* [Data for the task]:
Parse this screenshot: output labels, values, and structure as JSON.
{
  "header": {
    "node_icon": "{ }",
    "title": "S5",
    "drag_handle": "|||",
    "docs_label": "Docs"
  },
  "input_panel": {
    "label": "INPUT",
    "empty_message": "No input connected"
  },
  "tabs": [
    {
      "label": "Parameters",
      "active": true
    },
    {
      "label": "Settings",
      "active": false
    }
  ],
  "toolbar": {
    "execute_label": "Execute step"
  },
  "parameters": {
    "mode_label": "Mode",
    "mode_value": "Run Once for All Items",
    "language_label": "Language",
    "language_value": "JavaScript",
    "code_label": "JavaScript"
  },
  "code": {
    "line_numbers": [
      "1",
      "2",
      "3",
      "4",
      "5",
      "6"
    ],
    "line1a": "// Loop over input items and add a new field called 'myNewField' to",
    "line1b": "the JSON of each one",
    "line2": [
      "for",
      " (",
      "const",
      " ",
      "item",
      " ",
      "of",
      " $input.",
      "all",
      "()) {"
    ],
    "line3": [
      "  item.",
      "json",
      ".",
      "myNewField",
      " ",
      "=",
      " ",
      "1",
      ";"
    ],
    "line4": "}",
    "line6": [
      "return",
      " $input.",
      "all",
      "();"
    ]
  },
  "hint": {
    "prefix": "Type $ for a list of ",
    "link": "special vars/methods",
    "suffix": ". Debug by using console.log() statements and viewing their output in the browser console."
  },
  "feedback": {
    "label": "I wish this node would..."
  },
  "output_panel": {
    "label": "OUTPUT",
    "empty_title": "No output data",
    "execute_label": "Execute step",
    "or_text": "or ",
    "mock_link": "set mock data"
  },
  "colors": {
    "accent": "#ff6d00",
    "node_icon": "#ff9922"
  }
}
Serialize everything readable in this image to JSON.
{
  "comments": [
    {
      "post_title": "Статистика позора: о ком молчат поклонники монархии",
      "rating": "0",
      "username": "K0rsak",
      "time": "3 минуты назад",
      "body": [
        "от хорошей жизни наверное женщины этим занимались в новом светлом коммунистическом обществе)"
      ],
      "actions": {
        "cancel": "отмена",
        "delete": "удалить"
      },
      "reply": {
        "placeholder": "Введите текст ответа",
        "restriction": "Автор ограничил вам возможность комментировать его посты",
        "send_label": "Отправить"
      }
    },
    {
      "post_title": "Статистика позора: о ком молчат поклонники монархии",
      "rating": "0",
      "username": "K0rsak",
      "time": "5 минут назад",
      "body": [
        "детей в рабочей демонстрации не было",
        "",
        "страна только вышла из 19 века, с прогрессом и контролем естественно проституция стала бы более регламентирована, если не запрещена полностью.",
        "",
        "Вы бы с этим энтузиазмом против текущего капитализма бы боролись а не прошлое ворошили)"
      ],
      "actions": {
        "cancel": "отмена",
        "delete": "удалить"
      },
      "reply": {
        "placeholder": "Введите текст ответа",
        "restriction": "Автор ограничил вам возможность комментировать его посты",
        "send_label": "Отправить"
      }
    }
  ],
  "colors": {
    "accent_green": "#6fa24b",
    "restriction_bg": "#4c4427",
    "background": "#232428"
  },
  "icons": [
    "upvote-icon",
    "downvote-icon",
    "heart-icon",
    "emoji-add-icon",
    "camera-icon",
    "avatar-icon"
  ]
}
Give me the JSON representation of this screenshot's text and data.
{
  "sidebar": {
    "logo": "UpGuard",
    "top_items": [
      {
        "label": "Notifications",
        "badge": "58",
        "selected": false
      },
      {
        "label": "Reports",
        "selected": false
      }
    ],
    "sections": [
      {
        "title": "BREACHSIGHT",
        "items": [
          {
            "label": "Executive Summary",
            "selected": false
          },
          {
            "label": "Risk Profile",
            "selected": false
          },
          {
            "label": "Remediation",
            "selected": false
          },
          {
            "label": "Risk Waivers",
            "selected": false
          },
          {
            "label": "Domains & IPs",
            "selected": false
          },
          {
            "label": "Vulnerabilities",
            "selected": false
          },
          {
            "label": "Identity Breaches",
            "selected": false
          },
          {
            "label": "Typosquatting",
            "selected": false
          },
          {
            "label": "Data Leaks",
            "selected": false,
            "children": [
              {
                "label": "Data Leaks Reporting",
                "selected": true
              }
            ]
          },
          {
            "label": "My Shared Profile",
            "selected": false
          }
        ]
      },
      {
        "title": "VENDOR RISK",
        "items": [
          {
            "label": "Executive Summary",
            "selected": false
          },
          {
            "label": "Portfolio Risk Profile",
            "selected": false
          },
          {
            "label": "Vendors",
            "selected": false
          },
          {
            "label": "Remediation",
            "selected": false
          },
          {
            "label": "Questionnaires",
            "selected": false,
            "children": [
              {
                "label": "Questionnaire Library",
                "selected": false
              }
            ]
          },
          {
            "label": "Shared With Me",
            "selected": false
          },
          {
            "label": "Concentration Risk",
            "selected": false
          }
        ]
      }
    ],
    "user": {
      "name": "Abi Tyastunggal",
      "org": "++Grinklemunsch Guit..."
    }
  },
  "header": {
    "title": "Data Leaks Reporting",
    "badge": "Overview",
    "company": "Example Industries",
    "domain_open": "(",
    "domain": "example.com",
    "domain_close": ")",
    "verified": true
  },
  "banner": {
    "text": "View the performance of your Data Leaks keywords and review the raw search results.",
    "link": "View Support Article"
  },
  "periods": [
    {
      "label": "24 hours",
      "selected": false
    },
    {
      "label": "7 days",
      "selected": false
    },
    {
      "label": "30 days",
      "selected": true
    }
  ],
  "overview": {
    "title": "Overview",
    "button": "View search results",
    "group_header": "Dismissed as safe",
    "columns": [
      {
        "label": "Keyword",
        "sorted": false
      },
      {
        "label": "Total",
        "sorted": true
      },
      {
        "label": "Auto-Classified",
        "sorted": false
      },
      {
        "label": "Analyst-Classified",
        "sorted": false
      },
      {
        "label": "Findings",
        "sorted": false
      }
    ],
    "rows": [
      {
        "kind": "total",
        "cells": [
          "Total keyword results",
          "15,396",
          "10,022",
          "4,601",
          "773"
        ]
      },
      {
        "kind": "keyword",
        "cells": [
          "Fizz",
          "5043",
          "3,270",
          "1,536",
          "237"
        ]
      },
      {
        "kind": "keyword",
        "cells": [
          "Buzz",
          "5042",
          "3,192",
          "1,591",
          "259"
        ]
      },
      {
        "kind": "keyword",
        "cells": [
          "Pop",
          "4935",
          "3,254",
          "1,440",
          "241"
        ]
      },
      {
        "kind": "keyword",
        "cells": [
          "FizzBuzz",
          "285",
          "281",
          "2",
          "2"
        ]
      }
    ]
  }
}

* [Directions]:
Set down every line of the listing above again, exactly as given.

* [Solved exercise]:
Parse this screenshot: output labels, values, and structure as JSON.
{
  "header": {
    "node_icon": "{ }",
    "title": "S5",
    "drag_handle": "|||",
    "docs_label": "Docs"
  },
  "input_panel": {
    "label": "INPUT",
    "empty_message": "No input connected"
  },
  "tabs": [
    {
      "label": "Parameters",
      "active": true
    },
    {
      "label": "Settings",
      "active": false
    }
  ],
  "toolbar": {
    "execute_label": "Execute step"
  },
  "parameters": {
    "mode_label": "Mode",
    "mode_value": "Run Once for All Items",
    "language_label": "Language",
    "language_value": "JavaScript",
    "code_label": "JavaScript"
  },
  "code": {
    "line_numbers": [
      "1",
      "2",
      "3",
      "4",
      "5",
      "6"
    ],
    "line1a": "// Loop over input items and add a new field called 'myNewField' to",
    "line1b": "the JSON of each one",
    "line2": [
      "for",
      " (",
      "const",
      " ",
      "item",
      " ",
      "of",
      " $input.",
      "all",
      "()) {"
    ],
    "line3": [
      "  item.",
      "json",
      ".",
      "myNewField",
      " ",
      "=",
      " ",
      "1",
      ";"
    ],
    "line4": "}",
    "line6": [
      "return",
      " $input.",
      "all",
      "();"
    ]
  },
  "hint": {
    "prefix": "Type $ for a list of ",
    "link": "special vars/methods",
    "suffix": ". Debug by using console.log() statements and viewing their output in the browser console."
  },
  "feedback": {
    "label": "I wish this node would..."
  },
  "output_panel": {
    "label": "OUTPUT",
    "empty_title": "No output data",
    "execute_label": "Execute step",
    "or_text": "or ",
    "mock_link": "set mock data"
  },
  "colors": {
    "accent": "#ff6d00",
    "node_icon": "#ff9922"
  }
}
Serialize everything readable in this image to JSON.
{
  "comments": [
    {
      "post_title": "Статистика позора: о ком молчат поклонники монархии",
      "rating": "0",
      "username": "K0rsak",
      "time": "3 минуты назад",
      "body": [
        "от хорошей жизни наверное женщины этим занимались в новом светлом коммунистическом обществе)"
      ],
      "actions": {
        "cancel": "отмена",
        "delete": "удалить"
      },
      "reply": {
        "placeholder": "Введите текст ответа",
        "restriction": "Автор ограничил вам возможность комментировать его посты",
        "send_label": "Отправить"
      }
    },
    {
      "post_title": "Статистика позора: о ком молчат поклонники монархии",
      "rating": "0",
      "username": "K0rsak",
      "time": "5 минут назад",
      "body": [
        "детей в рабочей демонстрации не было",
        "",
        "страна только вышла из 19 века, с прогрессом и контролем естественно проституция стала бы более регламентирована, если не запрещена полностью.",
        "",
        "Вы бы с этим энтузиазмом против текущего капитализма бы боролись а не прошлое ворошили)"
      ],
      "actions": {
        "cancel": "отмена",
        "delete": "удалить"
      },
      "reply": {
        "placeholder": "Введите текст ответа",
        "restriction": "Автор ограничил вам возможность комментировать его посты",
        "send_label": "Отправить"
      }
    }
  ],
  "colors": {
    "accent_green": "#6fa24b",
    "restriction_bg": "#4c4427",
    "background": "#232428"
  },
  "icons": [
    "upvote-icon",
    "downvote-icon",
    "heart-icon",
    "emoji-add-icon",
    "camera-icon",
    "avatar-icon"
  ]
}
Give me the JSON representation of this screenshot's text and data.
{
  "sidebar": {
    "logo": "UpGuard",
    "top_items": [
      {
        "label": "Notifications",
        "badge": "58",
        "selected": false
      },
      {
        "label": "Reports",
        "selected": false
      }
    ],
    "sections": [
      {
        "title": "BREACHSIGHT",
        "items": [
          {
            "label": "Executive Summary",
            "selected": false
          },
          {
            "label": "Risk Profile",
            "selected": false
          },
          {
            "label": "Remediation",
            "selected": false
          },
          {
            "label": "Risk Waivers",
            "selected": false
          },
          {
            "label": "Domains & IPs",
            "selected": false
          },
          {
            "label": "Vulnerabilities",
            "selected": false
          },
          {
            "label": "Identity Breaches",
            "selected": false
          },
          {
            "label": "Typosquatting",
            "selected": false
          },
          {
            "label": "Data Leaks",
            "selected": false,
            "children": [
              {
                "label": "Data Leaks Reporting",
                "selected": true
              }
            ]
          },
          {
            "label": "My Shared Profile",
            "selected": false
          }
        ]
      },
      {
        "title": "VENDOR RISK",
        "items": [
          {
            "label": "Executive Summary",
            "selected": false
          },
          {
            "label": "Portfolio Risk Profile",
            "selected": false
          },
          {
            "label": "Vendors",
            "selected": false
          },
          {
            "label": "Remediation",
            "selected": false
          },
          {
            "label": "Questionnaires",
            "selected": false,
            "children": [
              {
                "label": "Questionnaire Library",
                "selected": false
              }
            ]
          },
          {
            "label": "Shared With Me",
            "selected": false
          },
          {
            "label": "Concentration Risk",
            "selected": false
          }
        ]
      }
    ],
    "user": {
      "name": "Abi Tyastunggal",
      "org": "++Grinklemunsch Guit..."
    }
  },
  "header": {
    "title": "Data Leaks Reporting",
    "badge": "Overview",
    "company": "Example Industries",
    "domain_open": "(",
    "domain": "example.com",
    "domain_close": ")",
    "verified": true
  },
  "banner": {
    "text": "View the performance of your Data Leaks keywords and review the raw search results.",
    "link": "View Support Article"
  },
  "periods": [
    {
      "label": "24 hours",
      "selected": false
    },
    {
      "label": "7 days",
      "selected": false
    },
    {
      "label": "30 days",
      "selected": true
    }
  ],
  "overview": {
    "title": "Overview",
    "button": "View search results",
    "group_header": "Dismissed as safe",
    "columns": [
      {
        "label": "Keyword",
        "sorted": false
      },
      {
        "label": "Total",
        "sorted": true
      },
      {
        "label": "Auto-Classified",
        "sorted": false
      },
      {
        "label": "Analyst-Classified",
        "sorted": false
      },
      {
        "label": "Findings",
        "sorted": false
      }
    ],
    "rows": [
      {
        "kind": "total",
        "cells": [
          "Total keyword results",
          "15,396",
          "10,022",
          "4,601",
          "773"
        ]
      },
      {
        "kind": "keyword",
        "cells": [
          "Fizz",
          "5043",
          "3,270",
          "1,536",
          "237"
        ]
      },
      {
        "kind": "keyword",
        "cells": [
          "Buzz",
          "5042",
          "3,192",
          "1,591",
          "259"
        ]
      },
      {
        "kind": "keyword",
        "cells": [
          "Pop",
          "4935",
          "3,254",
          "1,440",
          "241"
        ]
      },
      {
        "kind": "keyword",
        "cells": [
          "FizzBuzz",
          "285",
          "281",
          "2",
          "2"
        ]
      }
    ]
  }
}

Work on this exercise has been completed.